Task — Extract each record and reproduce it exactly.

Dataset records
* Start *

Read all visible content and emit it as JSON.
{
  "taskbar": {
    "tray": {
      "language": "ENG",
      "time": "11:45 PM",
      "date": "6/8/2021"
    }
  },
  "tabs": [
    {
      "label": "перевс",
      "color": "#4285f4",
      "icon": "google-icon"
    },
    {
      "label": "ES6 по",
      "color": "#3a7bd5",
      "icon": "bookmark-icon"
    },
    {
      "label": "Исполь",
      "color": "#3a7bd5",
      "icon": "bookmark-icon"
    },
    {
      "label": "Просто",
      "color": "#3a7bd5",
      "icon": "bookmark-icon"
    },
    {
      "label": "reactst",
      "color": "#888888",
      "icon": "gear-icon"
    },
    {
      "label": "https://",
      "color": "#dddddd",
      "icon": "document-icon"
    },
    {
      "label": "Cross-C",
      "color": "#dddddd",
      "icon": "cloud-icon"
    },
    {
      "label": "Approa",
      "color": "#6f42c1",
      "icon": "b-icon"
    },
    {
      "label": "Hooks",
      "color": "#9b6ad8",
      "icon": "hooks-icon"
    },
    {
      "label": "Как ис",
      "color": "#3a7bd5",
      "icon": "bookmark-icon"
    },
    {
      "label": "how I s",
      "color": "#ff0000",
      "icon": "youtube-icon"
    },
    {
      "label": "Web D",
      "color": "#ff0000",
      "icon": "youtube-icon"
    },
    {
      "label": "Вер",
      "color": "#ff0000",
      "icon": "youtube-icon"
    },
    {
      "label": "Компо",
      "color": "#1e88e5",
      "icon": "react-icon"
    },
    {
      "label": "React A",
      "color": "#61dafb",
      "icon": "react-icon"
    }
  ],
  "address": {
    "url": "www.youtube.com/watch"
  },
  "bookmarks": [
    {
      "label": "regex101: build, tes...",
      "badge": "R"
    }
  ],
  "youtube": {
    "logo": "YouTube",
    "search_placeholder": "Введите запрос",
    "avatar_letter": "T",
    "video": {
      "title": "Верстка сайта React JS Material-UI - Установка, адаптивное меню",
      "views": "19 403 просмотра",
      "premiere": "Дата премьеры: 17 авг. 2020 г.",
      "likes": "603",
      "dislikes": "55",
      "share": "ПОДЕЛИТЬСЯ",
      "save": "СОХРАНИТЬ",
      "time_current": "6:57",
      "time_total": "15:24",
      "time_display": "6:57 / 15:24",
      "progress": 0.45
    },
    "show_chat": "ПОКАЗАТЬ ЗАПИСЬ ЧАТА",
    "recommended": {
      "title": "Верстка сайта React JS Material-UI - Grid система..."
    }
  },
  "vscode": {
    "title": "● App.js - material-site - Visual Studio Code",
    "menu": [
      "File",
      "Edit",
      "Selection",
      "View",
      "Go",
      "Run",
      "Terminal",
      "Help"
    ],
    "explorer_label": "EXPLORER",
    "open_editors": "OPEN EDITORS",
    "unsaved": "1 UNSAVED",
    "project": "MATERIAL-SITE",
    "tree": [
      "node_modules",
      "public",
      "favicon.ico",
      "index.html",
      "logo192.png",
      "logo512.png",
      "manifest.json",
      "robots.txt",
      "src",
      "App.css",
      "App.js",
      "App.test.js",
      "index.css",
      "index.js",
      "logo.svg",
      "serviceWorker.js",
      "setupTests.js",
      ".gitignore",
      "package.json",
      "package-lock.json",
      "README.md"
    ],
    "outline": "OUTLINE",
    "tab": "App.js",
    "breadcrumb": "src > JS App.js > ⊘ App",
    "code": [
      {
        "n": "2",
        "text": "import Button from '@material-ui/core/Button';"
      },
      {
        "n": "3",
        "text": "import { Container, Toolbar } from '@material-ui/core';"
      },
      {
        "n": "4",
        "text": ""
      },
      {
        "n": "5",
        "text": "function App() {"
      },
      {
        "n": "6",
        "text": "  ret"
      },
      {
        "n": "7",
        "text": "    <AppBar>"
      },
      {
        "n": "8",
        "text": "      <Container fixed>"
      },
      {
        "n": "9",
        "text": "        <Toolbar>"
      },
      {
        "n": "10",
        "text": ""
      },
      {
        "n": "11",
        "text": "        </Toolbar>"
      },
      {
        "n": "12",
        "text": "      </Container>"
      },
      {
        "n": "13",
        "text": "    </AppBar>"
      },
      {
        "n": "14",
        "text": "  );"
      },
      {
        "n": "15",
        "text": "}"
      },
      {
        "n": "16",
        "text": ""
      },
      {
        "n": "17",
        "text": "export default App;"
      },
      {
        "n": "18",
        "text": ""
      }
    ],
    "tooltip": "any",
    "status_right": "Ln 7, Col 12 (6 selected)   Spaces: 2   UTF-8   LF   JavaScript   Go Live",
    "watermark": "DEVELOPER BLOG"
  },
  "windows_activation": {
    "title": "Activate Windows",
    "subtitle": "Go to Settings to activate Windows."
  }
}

* End *

Answer for this exercise —
Read all visible content and emit it as JSON.
{
  "taskbar": {
    "tray": {
      "language": "ENG",
      "time": "11:45 PM",
      "date": "6/8/2021"
    }
  },
  "tabs": [
    {
      "label": "перевс",
      "color": "#4285f4",
      "icon": "google-icon"
    },
    {
      "label": "ES6 по",
      "color": "#3a7bd5",
      "icon": "bookmark-icon"
    },
    {
      "label": "Исполь",
      "color": "#3a7bd5",
      "icon": "bookmark-icon"
    },
    {
      "label": "Просто",
      "color": "#3a7bd5",
      "icon": "bookmark-icon"
    },
    {
      "label": "reactst",
      "color": "#888888",
      "icon": "gear-icon"
    },
    {
      "label": "https://",
      "color": "#dddddd",
      "icon": "document-icon"
    },
    {
      "label": "Cross-C",
      "color": "#dddddd",
      "icon": "cloud-icon"
    },
    {
      "label": "Approa",
      "color": "#6f42c1",
      "icon": "b-icon"
    },
    {
      "label": "Hooks",
      "color": "#9b6ad8",
      "icon": "hooks-icon"
    },
    {
      "label": "Как ис",
      "color": "#3a7bd5",
      "icon": "bookmark-icon"
    },
    {
      "label": "how I s",
      "color": "#ff0000",
      "icon": "youtube-icon"
    },
    {
      "label": "Web D",
      "color": "#ff0000",
      "icon": "youtube-icon"
    },
    {
      "label": "Вер",
      "color": "#ff0000",
      "icon": "youtube-icon"
    },
    {
      "label": "Компо",
      "color": "#1e88e5",
      "icon": "react-icon"
    },
    {
      "label": "React A",
      "color": "#61dafb",
      "icon": "react-icon"
    }
  ],
  "address": {
    "url": "www.youtube.com/watch"
  },
  "bookmarks": [
    {
      "label": "regex101: build, tes...",
      "badge": "R"
    }
  ],
  "youtube": {
    "logo": "YouTube",
    "search_placeholder": "Введите запрос",
    "avatar_letter": "T",
    "video": {
      "title": "Верстка сайта React JS Material-UI - Установка, адаптивное меню",
      "views": "19 403 просмотра",
      "premiere": "Дата премьеры: 17 авг. 2020 г.",
      "likes": "603",
      "dislikes": "55",
      "share": "ПОДЕЛИТЬСЯ",
      "save": "СОХРАНИТЬ",
      "time_current": "6:57",
      "time_total": "15:24",
      "time_display": "6:57 / 15:24",
      "progress": 0.45
    },
    "show_chat": "ПОКАЗАТЬ ЗАПИСЬ ЧАТА",
    "recommended": {
      "title": "Верстка сайта React JS Material-UI - Grid система..."
    }
  },
  "vscode": {
    "title": "● App.js - material-site - Visual Studio Code",
    "menu": [
      "File",
      "Edit",
      "Selection",
      "View",
      "Go",
      "Run",
      "Terminal",
      "Help"
    ],
    "explorer_label": "EXPLORER",
    "open_editors": "OPEN EDITORS",
    "unsaved": "1 UNSAVED",
    "project": "MATERIAL-SITE",
    "tree": [
      "node_modules",
      "public",
      "favicon.ico",
      "index.html",
      "logo192.png",
      "logo512.png",
      "manifest.json",
      "robots.txt",
      "src",
      "App.css",
      "App.js",
      "App.test.js",
      "index.css",
      "index.js",
      "logo.svg",
      "serviceWorker.js",
      "setupTests.js",
      ".gitignore",
      "package.json",
      "package-lock.json",
      "README.md"
    ],
    "outline": "OUTLINE",
    "tab": "App.js",
    "breadcrumb": "src > JS App.js > ⊘ App",
    "code": [
      {
        "n": "2",
        "text": "import Button from '@material-ui/core/Button';"
      },
      {
        "n": "3",
        "text": "import { Container, Toolbar } from '@material-ui/core';"
      },
      {
        "n": "4",
        "text": ""
      },
      {
        "n": "5",
        "text": "function App() {"
      },
      {
        "n": "6",
        "text": "  ret"
      },
      {
        "n": "7",
        "text": "    <AppBar>"
      },
      {
        "n": "8",
        "text": "      <Container fixed>"
      },
      {
        "n": "9",
        "text": "        <Toolbar>"
      },
      {
        "n": "10",
        "text": ""
      },
      {
        "n": "11",
        "text": "        </Toolbar>"
      },
      {
        "n": "12",
        "text": "      </Container>"
      },
      {
        "n": "13",
        "text": "    </AppBar>"
      },
      {
        "n": "14",
        "text": "  );"
      },
      {
        "n": "15",
        "text": "}"
      },
      {
        "n": "16",
        "text": ""
      },
      {
        "n": "17",
        "text": "export default App;"
      },
      {
        "n": "18",
        "text": ""
      }
    ],
    "tooltip": "any",
    "status_right": "Ln 7, Col 12 (6 selected)   Spaces: 2   UTF-8   LF   JavaScript   Go Live",
    "watermark": "DEVELOPER BLOG"
  },
  "windows_activation": {
    "title": "Activate Windows",
    "subtitle": "Go to Settings to activate Windows."
  }
}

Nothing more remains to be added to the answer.